##### SECTION DU TEXTE
Le Parlement catalan n'a pas voté la déclaration d'indépendance que seuls les élus indépendantistes ont signée, mardi, à l'issu d'un débat qui risque de laisser des traces.La République indépendante de Catalogne aura duré vingt secondes. Celles qui ont séparé l'annonce du président régional, Carles Puigdemont, selon laquelle il «assume le mandat pour que le peuple de Catalogne devienne un Etat indépendant sous forme de République» et sa proposition de «suspendre les effets de la déclaration d'indépendance pour que durant les prochaines semaines, nous entreprenions un dialogue [avec Madrid].»
En Espagne, l'incrédulité et l'incompréhension ont accueilli cette déclaration d'indépendance avortée, et la suspension d'une République catalane non proclamée formellement, qui laisse planer la menace d'une sécession imminente tout en laissant une place au dialogue avec Madrid. Sous pression des milieux économiques et des nationalistes modérés de sa formation, le Parti démocratique de Catalogne (PdeCAT) d'un côté, et des séparatistes révolutionnaires de la Candidature d'union populaire (CUP) et des puissantes associations indépendantistes de l'autre, M. Puigdemont a joué sa dernière cartouche : l'ambiguïté. Avec deux objectifs : interpeller la communauté internationale pour qu'elle force Mariano Rajoy à négocier, et nourrir «le processus» indépendantiste pour le maintenir en vie.
##########
##### DONNÉES ENREGISTRÉES
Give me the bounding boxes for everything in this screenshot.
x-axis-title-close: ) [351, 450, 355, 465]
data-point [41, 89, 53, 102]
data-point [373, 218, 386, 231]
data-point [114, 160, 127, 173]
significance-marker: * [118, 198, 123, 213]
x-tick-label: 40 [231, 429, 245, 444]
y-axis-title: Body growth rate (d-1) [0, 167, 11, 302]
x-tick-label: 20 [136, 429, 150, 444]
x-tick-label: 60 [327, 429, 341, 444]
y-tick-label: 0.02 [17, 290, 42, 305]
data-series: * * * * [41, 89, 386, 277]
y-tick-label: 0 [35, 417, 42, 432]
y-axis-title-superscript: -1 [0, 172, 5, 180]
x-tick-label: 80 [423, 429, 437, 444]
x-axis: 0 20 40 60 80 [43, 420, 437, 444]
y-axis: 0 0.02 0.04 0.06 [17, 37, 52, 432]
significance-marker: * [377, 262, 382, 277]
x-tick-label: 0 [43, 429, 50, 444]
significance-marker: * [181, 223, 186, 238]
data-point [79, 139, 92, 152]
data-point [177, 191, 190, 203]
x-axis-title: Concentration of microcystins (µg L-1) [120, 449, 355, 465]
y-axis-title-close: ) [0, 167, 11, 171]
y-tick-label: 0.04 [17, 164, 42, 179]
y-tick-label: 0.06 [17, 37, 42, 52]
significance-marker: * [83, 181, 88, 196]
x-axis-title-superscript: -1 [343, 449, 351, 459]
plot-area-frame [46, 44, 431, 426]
##########
##### DONNÉES ENREGISTRÉES
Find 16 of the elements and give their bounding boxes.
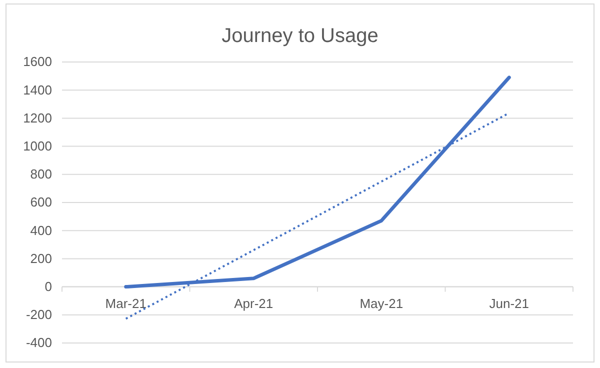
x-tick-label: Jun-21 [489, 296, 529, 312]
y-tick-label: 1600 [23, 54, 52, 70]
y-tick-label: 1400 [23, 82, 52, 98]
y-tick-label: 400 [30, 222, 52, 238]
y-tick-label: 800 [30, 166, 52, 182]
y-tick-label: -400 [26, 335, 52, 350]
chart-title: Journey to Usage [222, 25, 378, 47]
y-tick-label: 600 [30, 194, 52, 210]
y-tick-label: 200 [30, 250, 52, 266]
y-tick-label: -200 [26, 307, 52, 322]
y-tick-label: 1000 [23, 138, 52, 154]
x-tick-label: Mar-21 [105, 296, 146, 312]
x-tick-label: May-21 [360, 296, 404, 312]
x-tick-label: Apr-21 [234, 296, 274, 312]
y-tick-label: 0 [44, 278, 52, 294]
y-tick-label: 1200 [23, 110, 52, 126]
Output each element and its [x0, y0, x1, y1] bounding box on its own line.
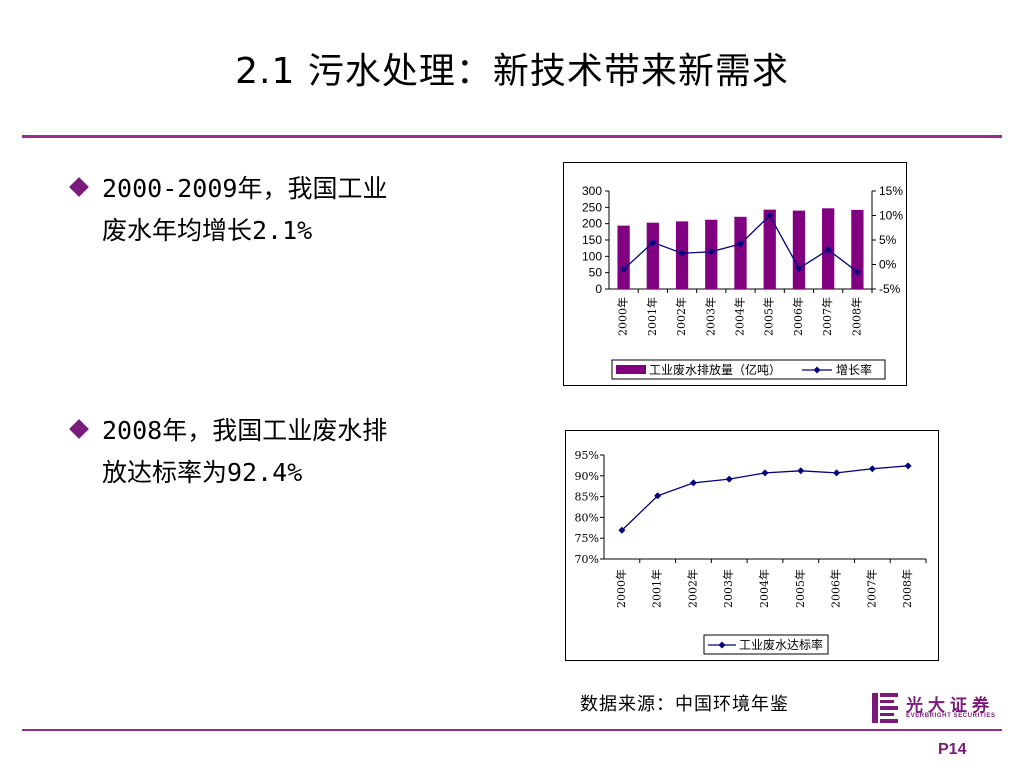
##########
### LISTE DES TÂCHES:
1. Pour chacune des affirmations (a), (b) et (c), indiquez si elle concorde avec le texte sur la Catalogne, puis citez à l'identique les mots du texte qui le prouvent. (a) Le Parlement catalan a voté la déclaration d'indépendance. (b) Seuls les élus indépendantistes ont signé la déclaration. (c) M. Puigdemont a proposé de suspendre les effets de la déclaration afin d'engager un dialogue.
2. Recopiez le passage du texte sur la Catalogne qui commence par «En Espagne, l'incrédulité» et se termine par «maintenir en vie.».

### RÉPONSES PAR TÂCHE:
1.
(a) Non : «Le Parlement catalan n'a pas voté la déclaration d'indépendance»
(b) Oui : «que seuls les élus indépendantistes ont signée»
(c) Oui : «suspendre les effets de la déclaration d'indépendance pour que durant les prochaines semaines, nous entreprenions un dialogue»

2.
En Espagne, l'incrédulité et l'incompréhension ont accueilli cette déclaration d'indépendance avortée, et la suspension d'une République catalane non proclamée formellement, qui laisse planer la menace d'une sécession imminente tout en laissant une place au dialogue avec Madrid. Sous pression des milieux économiques et des nationalistes modérés de sa formation, le Parti démocratique de Catalogne (PdeCAT) d'un côté, et des séparatistes révolutionnaires de la Candidature d'union populaire (CUP) et des puissantes associations indépendantistes de l'autre, M. Puigdemont a joué sa dernière cartouche : l'ambiguïté. Avec deux objectifs : interpeller la communauté internationale pour qu'elle force Mariano Rajoy à négocier, et nourrir «le processus» indépendantiste pour le maintenir en vie.